Write out each entry again. Keep every word exactly as it is.

---------- PROVIDED RECORDS

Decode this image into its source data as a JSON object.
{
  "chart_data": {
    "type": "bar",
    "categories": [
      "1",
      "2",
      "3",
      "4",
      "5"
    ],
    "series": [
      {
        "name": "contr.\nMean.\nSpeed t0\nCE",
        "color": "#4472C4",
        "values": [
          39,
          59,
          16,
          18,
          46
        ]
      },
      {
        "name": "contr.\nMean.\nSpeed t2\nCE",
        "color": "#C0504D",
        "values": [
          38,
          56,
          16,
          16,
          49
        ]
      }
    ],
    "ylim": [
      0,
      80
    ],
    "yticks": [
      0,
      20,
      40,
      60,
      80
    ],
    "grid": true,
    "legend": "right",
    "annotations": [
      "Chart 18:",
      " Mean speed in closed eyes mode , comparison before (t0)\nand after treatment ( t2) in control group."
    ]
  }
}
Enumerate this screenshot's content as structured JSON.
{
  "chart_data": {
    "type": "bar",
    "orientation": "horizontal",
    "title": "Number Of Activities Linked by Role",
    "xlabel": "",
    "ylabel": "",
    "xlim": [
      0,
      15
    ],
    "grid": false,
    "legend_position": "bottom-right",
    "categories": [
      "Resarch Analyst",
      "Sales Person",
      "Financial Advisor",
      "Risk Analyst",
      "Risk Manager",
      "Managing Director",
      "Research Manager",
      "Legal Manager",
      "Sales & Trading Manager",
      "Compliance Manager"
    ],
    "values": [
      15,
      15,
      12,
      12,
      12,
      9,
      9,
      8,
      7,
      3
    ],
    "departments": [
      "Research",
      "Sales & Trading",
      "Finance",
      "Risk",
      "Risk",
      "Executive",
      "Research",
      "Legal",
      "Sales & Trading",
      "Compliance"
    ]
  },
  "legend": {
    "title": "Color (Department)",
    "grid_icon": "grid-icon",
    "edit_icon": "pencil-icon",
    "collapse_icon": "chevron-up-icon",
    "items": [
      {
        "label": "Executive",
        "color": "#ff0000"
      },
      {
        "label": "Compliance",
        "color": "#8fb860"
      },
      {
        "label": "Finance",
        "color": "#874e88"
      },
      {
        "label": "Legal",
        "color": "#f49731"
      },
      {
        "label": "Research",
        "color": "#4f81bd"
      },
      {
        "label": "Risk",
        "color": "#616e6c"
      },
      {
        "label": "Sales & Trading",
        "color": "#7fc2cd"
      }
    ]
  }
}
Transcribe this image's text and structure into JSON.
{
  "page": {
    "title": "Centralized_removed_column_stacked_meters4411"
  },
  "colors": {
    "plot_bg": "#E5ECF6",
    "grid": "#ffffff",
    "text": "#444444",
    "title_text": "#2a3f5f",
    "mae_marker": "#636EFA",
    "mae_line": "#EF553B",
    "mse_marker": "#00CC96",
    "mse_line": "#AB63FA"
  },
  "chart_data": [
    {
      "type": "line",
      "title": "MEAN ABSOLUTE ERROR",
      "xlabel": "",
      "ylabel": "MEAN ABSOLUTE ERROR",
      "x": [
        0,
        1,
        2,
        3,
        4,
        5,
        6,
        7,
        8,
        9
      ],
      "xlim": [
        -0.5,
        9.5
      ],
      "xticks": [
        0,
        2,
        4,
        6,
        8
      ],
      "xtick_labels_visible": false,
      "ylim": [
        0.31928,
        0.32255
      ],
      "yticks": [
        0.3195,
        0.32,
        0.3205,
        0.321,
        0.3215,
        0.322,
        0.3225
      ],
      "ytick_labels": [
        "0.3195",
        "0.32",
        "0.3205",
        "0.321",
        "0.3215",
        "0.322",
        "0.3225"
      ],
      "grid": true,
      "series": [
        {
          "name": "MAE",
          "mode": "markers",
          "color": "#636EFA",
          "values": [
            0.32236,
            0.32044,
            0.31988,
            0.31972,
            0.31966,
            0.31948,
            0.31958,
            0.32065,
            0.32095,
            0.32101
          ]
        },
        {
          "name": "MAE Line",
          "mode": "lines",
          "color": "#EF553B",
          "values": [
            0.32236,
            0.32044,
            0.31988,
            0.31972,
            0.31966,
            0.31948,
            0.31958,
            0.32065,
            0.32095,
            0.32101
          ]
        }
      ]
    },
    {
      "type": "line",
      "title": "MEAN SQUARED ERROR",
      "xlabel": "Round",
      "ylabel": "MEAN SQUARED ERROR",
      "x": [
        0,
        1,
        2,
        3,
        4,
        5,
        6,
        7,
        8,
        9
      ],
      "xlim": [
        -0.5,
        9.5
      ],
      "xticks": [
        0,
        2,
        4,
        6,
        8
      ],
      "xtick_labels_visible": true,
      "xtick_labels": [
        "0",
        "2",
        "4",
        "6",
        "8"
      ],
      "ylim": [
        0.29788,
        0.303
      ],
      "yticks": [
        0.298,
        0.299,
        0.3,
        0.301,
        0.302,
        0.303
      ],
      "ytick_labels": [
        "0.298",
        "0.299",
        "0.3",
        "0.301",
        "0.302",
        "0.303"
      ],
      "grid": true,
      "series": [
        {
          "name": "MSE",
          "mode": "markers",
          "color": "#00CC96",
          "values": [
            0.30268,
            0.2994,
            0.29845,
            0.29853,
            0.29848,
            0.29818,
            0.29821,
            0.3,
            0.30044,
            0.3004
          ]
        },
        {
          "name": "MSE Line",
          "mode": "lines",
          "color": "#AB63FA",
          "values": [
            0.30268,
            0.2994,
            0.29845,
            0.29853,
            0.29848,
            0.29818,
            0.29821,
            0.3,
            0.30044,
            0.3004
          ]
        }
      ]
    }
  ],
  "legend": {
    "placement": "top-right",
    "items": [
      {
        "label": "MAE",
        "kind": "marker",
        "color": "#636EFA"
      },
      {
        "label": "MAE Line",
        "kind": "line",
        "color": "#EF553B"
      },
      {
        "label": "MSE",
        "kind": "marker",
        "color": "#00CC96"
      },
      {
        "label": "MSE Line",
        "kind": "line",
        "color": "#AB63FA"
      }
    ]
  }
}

--------------------

## THE REPLY
Decode this image into its source data as a JSON object.
{
  "chart_data": {
    "type": "bar",
    "categories": [
      "1",
      "2",
      "3",
      "4",
      "5"
    ],
    "series": [
      {
        "name": "contr.\nMean.\nSpeed t0\nCE",
        "color": "#4472C4",
        "values": [
          39,
          59,
          16,
          18,
          46
        ]
      },
      {
        "name": "contr.\nMean.\nSpeed t2\nCE",
        "color": "#C0504D",
        "values": [
          38,
          56,
          16,
          16,
          49
        ]
      }
    ],
    "ylim": [
      0,
      80
    ],
    "yticks": [
      0,
      20,
      40,
      60,
      80
    ],
    "grid": true,
    "legend": "right",
    "annotations": [
      "Chart 18:",
      " Mean speed in closed eyes mode , comparison before (t0)\nand after treatment ( t2) in control group."
    ]
  }
}
Enumerate this screenshot's content as structured JSON.
{
  "chart_data": {
    "type": "bar",
    "orientation": "horizontal",
    "title": "Number Of Activities Linked by Role",
    "xlabel": "",
    "ylabel": "",
    "xlim": [
      0,
      15
    ],
    "grid": false,
    "legend_position": "bottom-right",
    "categories": [
      "Resarch Analyst",
      "Sales Person",
      "Financial Advisor",
      "Risk Analyst",
      "Risk Manager",
      "Managing Director",
      "Research Manager",
      "Legal Manager",
      "Sales & Trading Manager",
      "Compliance Manager"
    ],
    "values": [
      15,
      15,
      12,
      12,
      12,
      9,
      9,
      8,
      7,
      3
    ],
    "departments": [
      "Research",
      "Sales & Trading",
      "Finance",
      "Risk",
      "Risk",
      "Executive",
      "Research",
      "Legal",
      "Sales & Trading",
      "Compliance"
    ]
  },
  "legend": {
    "title": "Color (Department)",
    "grid_icon": "grid-icon",
    "edit_icon": "pencil-icon",
    "collapse_icon": "chevron-up-icon",
    "items": [
      {
        "label": "Executive",
        "color": "#ff0000"
      },
      {
        "label": "Compliance",
        "color": "#8fb860"
      },
      {
        "label": "Finance",
        "color": "#874e88"
      },
      {
        "label": "Legal",
        "color": "#f49731"
      },
      {
        "label": "Research",
        "color": "#4f81bd"
      },
      {
        "label": "Risk",
        "color": "#616e6c"
      },
      {
        "label": "Sales & Trading",
        "color": "#7fc2cd"
      }
    ]
  }
}
Transcribe this image's text and structure into JSON.
{
  "page": {
    "title": "Centralized_removed_column_stacked_meters4411"
  },
  "colors": {
    "plot_bg": "#E5ECF6",
    "grid": "#ffffff",
    "text": "#444444",
    "title_text": "#2a3f5f",
    "mae_marker": "#636EFA",
    "mae_line": "#EF553B",
    "mse_marker": "#00CC96",
    "mse_line": "#AB63FA"
  },
  "chart_data": [
    {
      "type": "line",
      "title": "MEAN ABSOLUTE ERROR",
      "xlabel": "",
      "ylabel": "MEAN ABSOLUTE ERROR",
      "x": [
        0,
        1,
        2,
        3,
        4,
        5,
        6,
        7,
        8,
        9
      ],
      "xlim": [
        -0.5,
        9.5
      ],
      "xticks": [
        0,
        2,
        4,
        6,
        8
      ],
      "xtick_labels_visible": false,
      "ylim": [
        0.31928,
        0.32255
      ],
      "yticks": [
        0.3195,
        0.32,
        0.3205,
        0.321,
        0.3215,
        0.322,
        0.3225
      ],
      "ytick_labels": [
        "0.3195",
        "0.32",
        "0.3205",
        "0.321",
        "0.3215",
        "0.322",
        "0.3225"
      ],
      "grid": true,
      "series": [
        {
          "name": "MAE",
          "mode": "markers",
          "color": "#636EFA",
          "values": [
            0.32236,
            0.32044,
            0.31988,
            0.31972,
            0.31966,
            0.31948,
            0.31958,
            0.32065,
            0.32095,
            0.32101
          ]
        },
        {
          "name": "MAE Line",
          "mode": "lines",
          "color": "#EF553B",
          "values": [
            0.32236,
            0.32044,
            0.31988,
            0.31972,
            0.31966,
            0.31948,
            0.31958,
            0.32065,
            0.32095,
            0.32101
          ]
        }
      ]
    },
    {
      "type": "line",
      "title": "MEAN SQUARED ERROR",
      "xlabel": "Round",
      "ylabel": "MEAN SQUARED ERROR",
      "x": [
        0,
        1,
        2,
        3,
        4,
        5,
        6,
        7,
        8,
        9
      ],
      "xlim": [
        -0.5,
        9.5
      ],
      "xticks": [
        0,
        2,
        4,
        6,
        8
      ],
      "xtick_labels_visible": true,
      "xtick_labels": [
        "0",
        "2",
        "4",
        "6",
        "8"
      ],
      "ylim": [
        0.29788,
        0.303
      ],
      "yticks": [
        0.298,
        0.299,
        0.3,
        0.301,
        0.302,
        0.303
      ],
      "ytick_labels": [
        "0.298",
        "0.299",
        "0.3",
        "0.301",
        "0.302",
        "0.303"
      ],
      "grid": true,
      "series": [
        {
          "name": "MSE",
          "mode": "markers",
          "color": "#00CC96",
          "values": [
            0.30268,
            0.2994,
            0.29845,
            0.29853,
            0.29848,
            0.29818,
            0.29821,
            0.3,
            0.30044,
            0.3004
          ]
        },
        {
          "name": "MSE Line",
          "mode": "lines",
          "color": "#AB63FA",
          "values": [
            0.30268,
            0.2994,
            0.29845,
            0.29853,
            0.29848,
            0.29818,
            0.29821,
            0.3,
            0.30044,
            0.3004
          ]
        }
      ]
    }
  ],
  "legend": {
    "placement": "top-right",
    "items": [
      {
        "label": "MAE",
        "kind": "marker",
        "color": "#636EFA"
      },
      {
        "label": "MAE Line",
        "kind": "line",
        "color": "#EF553B"
      },
      {
        "label": "MSE",
        "kind": "marker",
        "color": "#00CC96"
      },
      {
        "label": "MSE Line",
        "kind": "line",
        "color": "#AB63FA"
      }
    ]
  }
}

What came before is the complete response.